About a year ago, Mikael Gaudin-Lech posted an essay about Woton's Wake at Stardust Memories. "A mythological digression," states Gaudin-Lech, "Woton's Wake is a wandering made of odds and ends, nightmares and dreams, cardboard and ghosts, figures of haunted expressionism (currently in the spotlight at the Cinematheque) which reflected 'the eternal concern of the German soul which seeks to meet in dreams and fantasy' [H. Eisner Lotte quote from 'Notes on the style of Fritz Lang', in La Revue du Cinema, February 1947]. Similarly, if 'burning from within is what best characterizes the Murnalien actor' (Hervé Joubert-Laurencin), Woton embodies this character's internal combustion, a monstrous creature who disappears behind distorting makeup, ablaze, making his entire grotesque face unrecognizable (fire, smoke, scabs, hair pieces, makeup)."

**Data section:**
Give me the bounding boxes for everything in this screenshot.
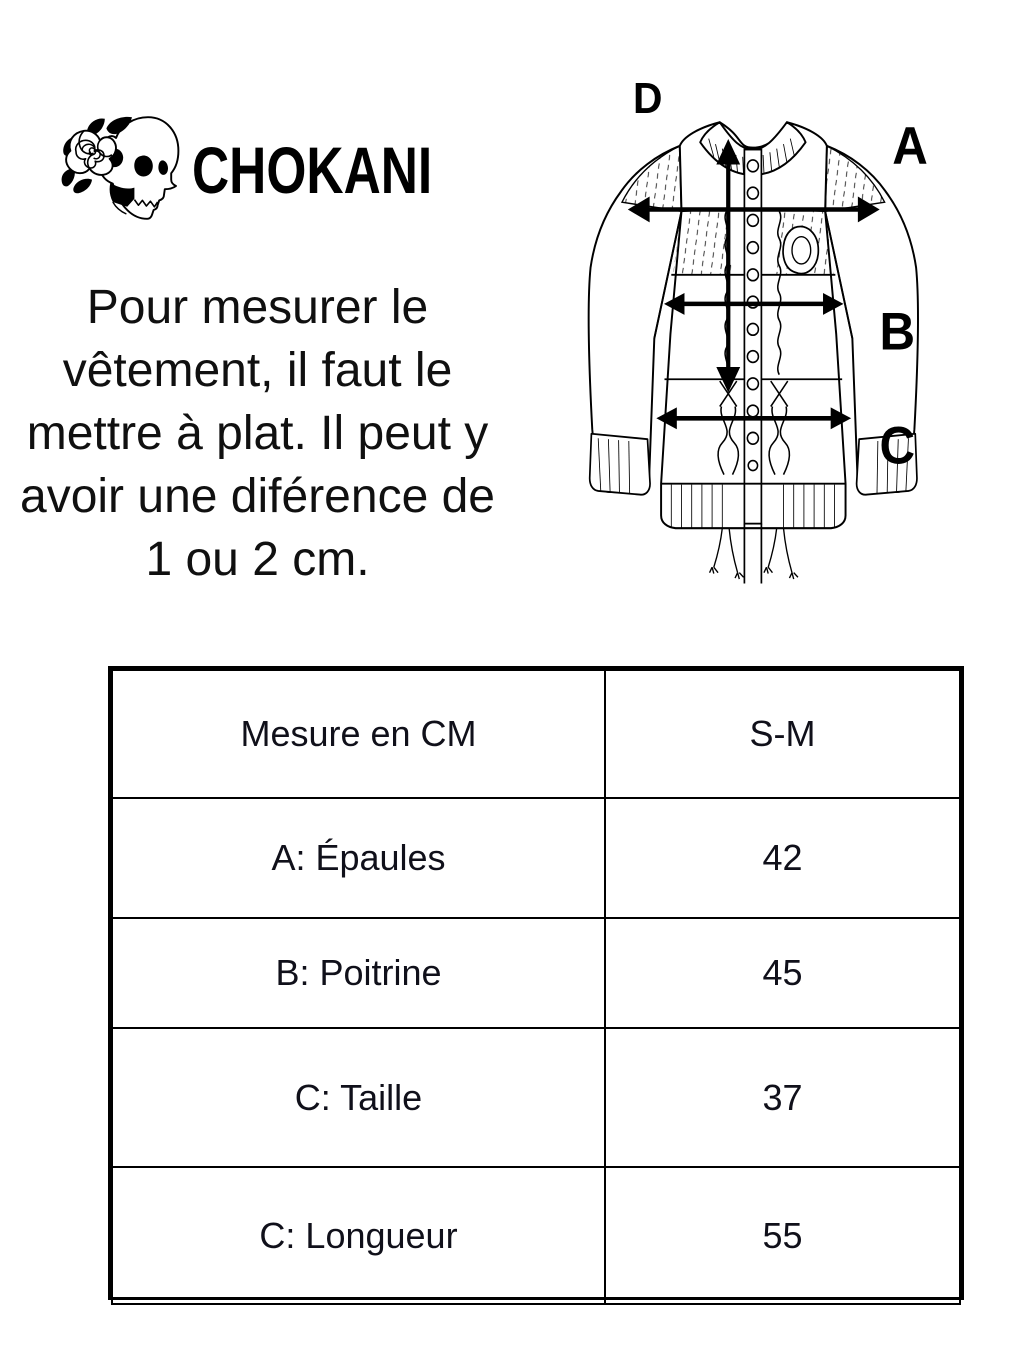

**Stated task:**
Pick up the passage on Mikael Gaudin-Lech's essay about Woton's Wake after its final sentence and write what comes next.

**Task answer:**
Later in the essay, Gaudin-Lech, while describing the first scenes of Woton's Wake, notes a direct reference to Alain Resnais' Hiroshima, mon amour, which is one of the published screenplays that appears on the bookshelf at the start of the film (see image above). "In the foreground, Woton, Nosferatu hybrid and elusive, haunting the rooftops, surprises an embracing couple with an ignited blowtorch, creating a vivid picture that obviously brings to mind the bodies of Hiroshima, mon amour. Using canted angles, fades, close-ups, a persistent contrast between the white of the sky and the black of the buildings, highlighting the salient edges of natural scenery and the thrust of its frames, DePalma transforms the film school where his film was shot into a universe dreamlike and strange, made of rubble and devastated warehouses in disarray. Of course, the German Expressionist cinema was summoned, but also abstract art, the underground cinema shot in Bolex 16mm, contemporary architecture..."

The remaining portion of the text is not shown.